* _EXERCISE BRIEF_:
From the entries that follow, gather each line holding the word "this".

[Records from a data source]

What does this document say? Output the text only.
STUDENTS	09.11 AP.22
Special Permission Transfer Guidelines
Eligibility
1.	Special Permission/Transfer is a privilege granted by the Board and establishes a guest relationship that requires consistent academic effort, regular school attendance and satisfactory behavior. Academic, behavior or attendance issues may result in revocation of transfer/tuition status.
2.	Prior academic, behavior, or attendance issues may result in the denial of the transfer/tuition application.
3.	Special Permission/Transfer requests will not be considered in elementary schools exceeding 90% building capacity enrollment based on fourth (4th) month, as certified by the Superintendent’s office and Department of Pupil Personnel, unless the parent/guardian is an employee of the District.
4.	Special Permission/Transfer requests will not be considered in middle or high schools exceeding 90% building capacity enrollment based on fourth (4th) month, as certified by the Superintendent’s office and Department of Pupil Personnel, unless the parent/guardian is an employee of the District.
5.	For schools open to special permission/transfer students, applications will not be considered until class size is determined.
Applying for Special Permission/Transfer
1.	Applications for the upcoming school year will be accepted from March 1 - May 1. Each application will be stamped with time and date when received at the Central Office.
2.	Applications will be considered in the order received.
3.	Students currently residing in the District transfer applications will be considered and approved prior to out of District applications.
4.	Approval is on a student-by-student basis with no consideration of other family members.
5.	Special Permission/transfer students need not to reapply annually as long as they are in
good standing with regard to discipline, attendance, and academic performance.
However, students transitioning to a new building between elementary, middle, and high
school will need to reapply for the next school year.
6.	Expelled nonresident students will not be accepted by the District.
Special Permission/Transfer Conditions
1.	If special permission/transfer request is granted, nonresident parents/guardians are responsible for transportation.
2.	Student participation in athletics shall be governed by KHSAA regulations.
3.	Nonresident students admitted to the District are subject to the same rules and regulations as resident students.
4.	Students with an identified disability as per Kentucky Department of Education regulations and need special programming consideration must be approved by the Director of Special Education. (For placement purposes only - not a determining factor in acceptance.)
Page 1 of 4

...

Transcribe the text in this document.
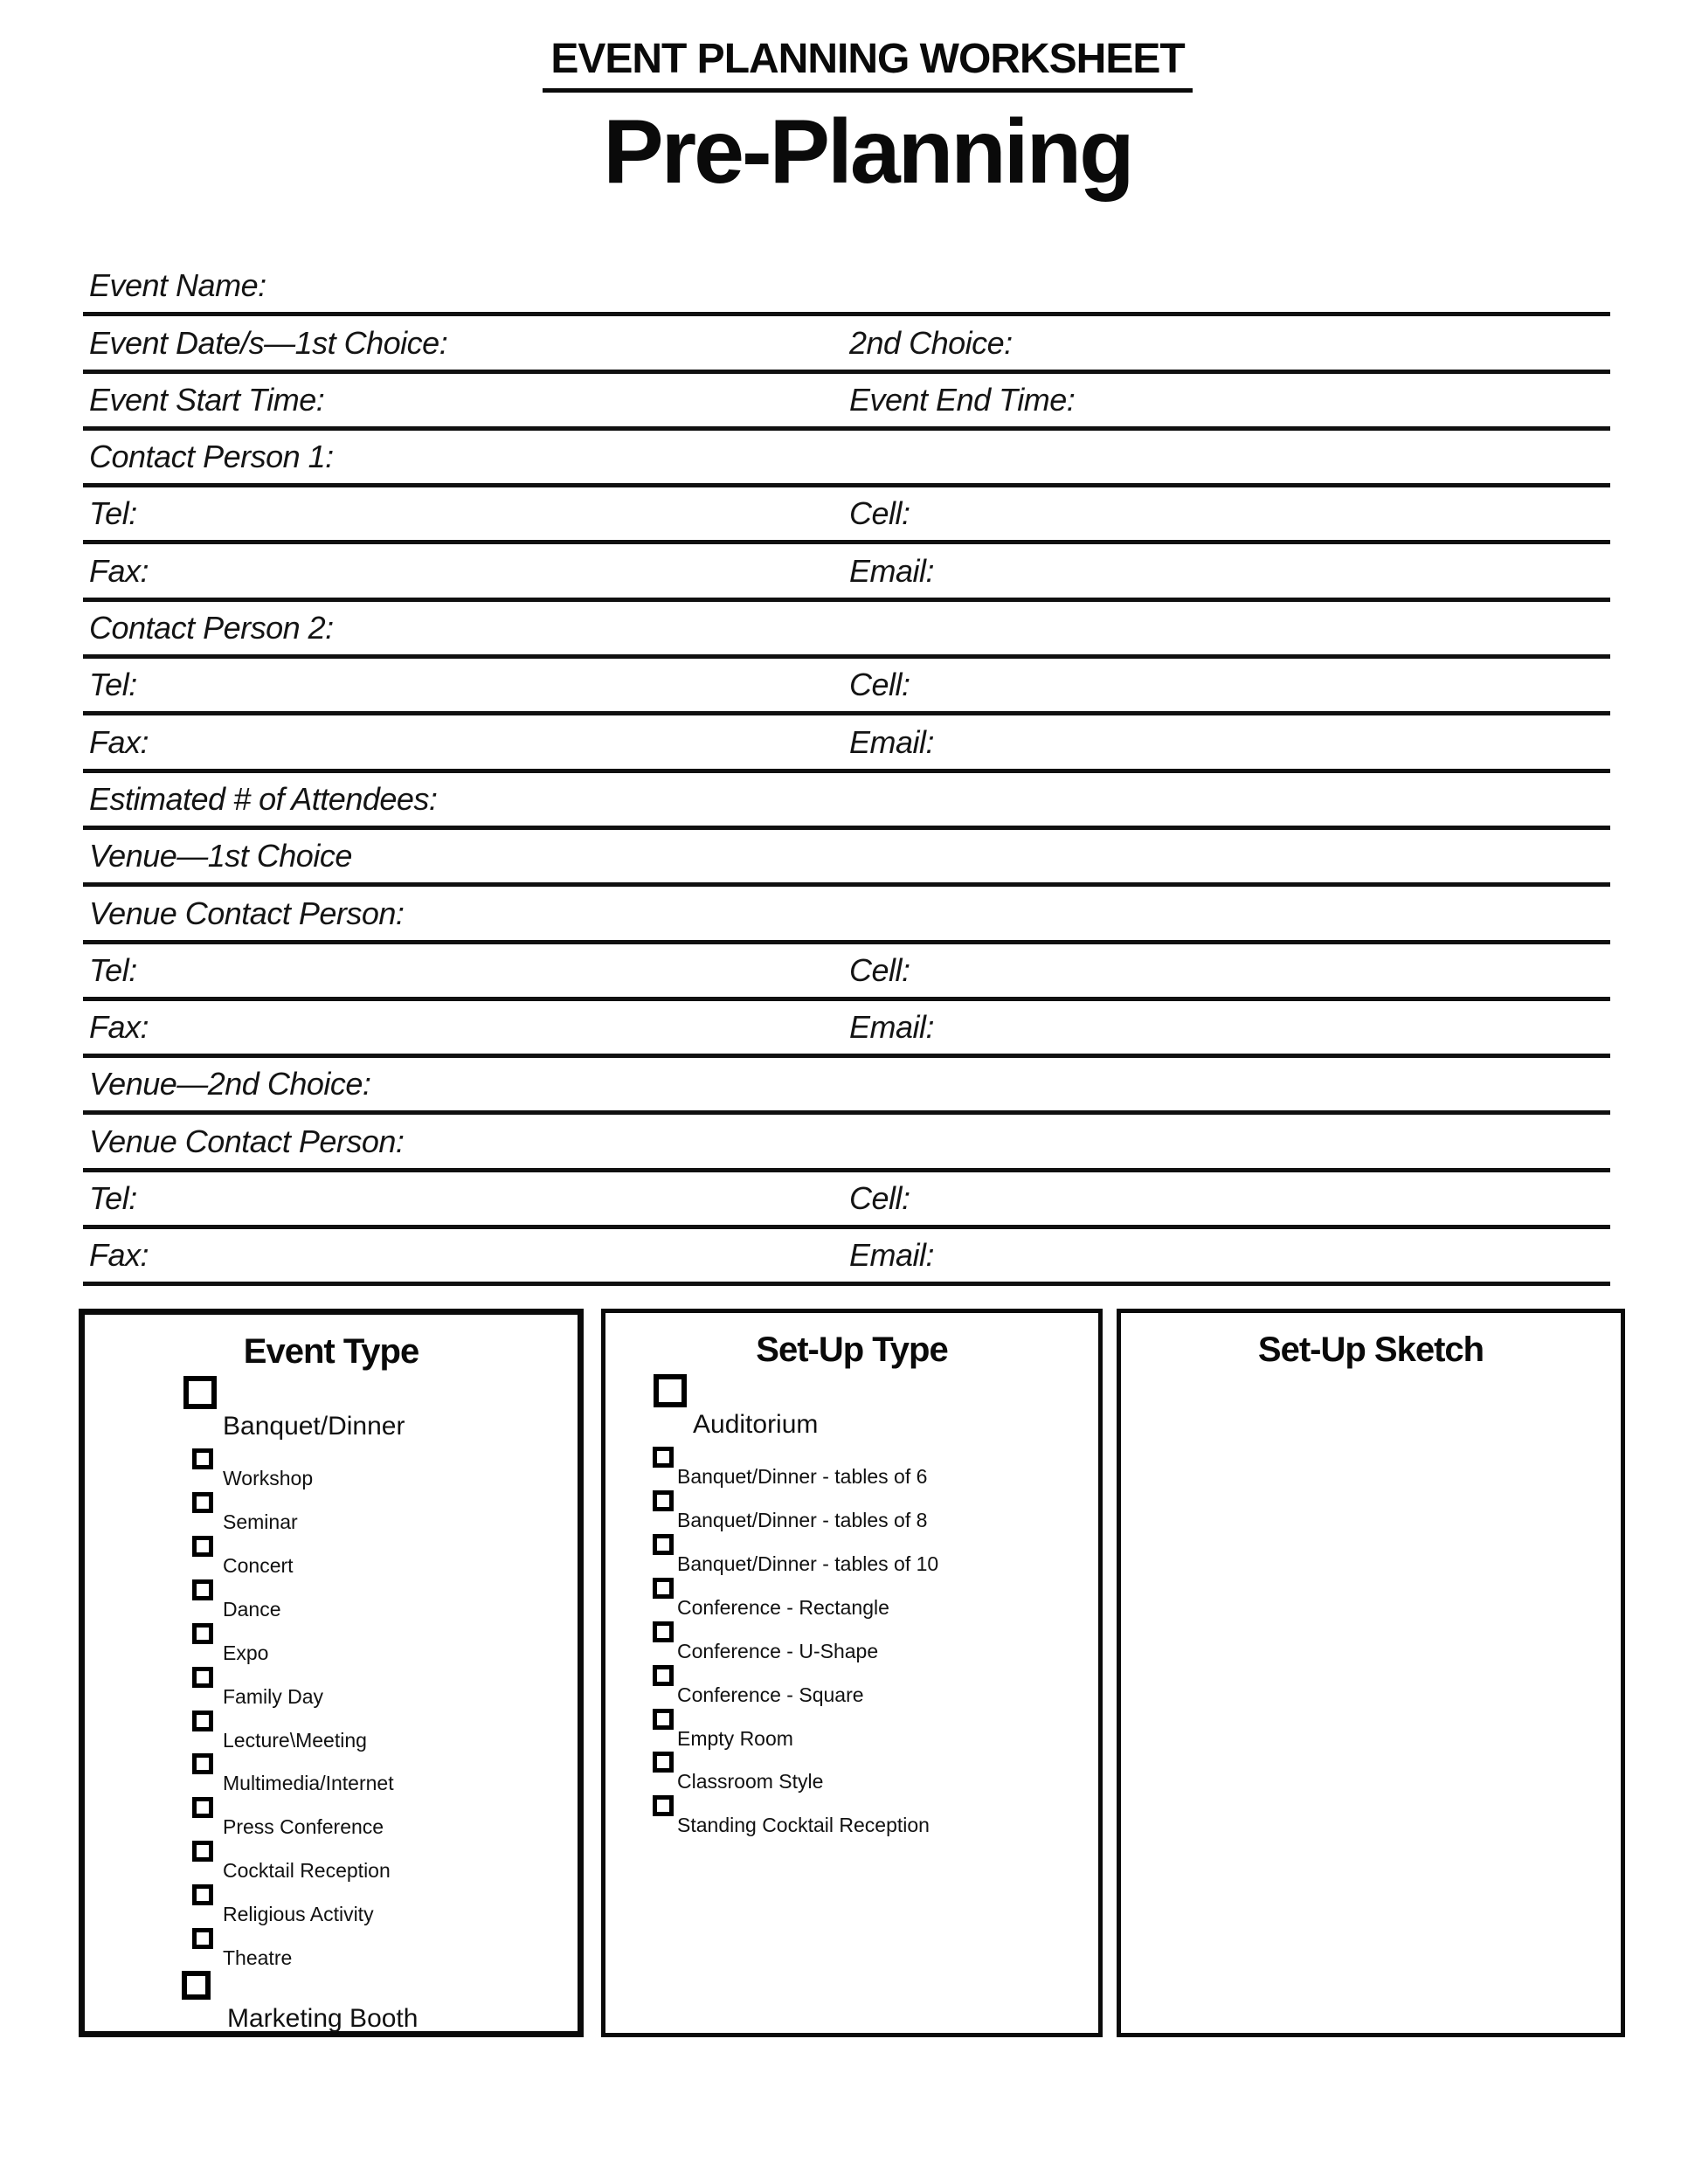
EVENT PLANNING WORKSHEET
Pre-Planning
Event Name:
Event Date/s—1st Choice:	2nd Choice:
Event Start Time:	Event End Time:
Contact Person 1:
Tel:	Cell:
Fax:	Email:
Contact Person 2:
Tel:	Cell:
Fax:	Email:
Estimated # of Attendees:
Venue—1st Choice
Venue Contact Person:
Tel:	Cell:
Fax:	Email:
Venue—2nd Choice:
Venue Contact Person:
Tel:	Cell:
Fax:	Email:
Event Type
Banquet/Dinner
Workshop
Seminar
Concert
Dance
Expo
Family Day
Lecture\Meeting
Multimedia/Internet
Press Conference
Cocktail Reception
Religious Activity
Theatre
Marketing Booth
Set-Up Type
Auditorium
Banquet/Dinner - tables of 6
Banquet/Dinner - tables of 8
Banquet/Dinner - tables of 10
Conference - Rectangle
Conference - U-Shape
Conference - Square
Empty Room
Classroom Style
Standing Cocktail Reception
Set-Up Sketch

* _WRITTEN REPLY_:
What does this document say? Output the text only.
Transcribe the text in this document.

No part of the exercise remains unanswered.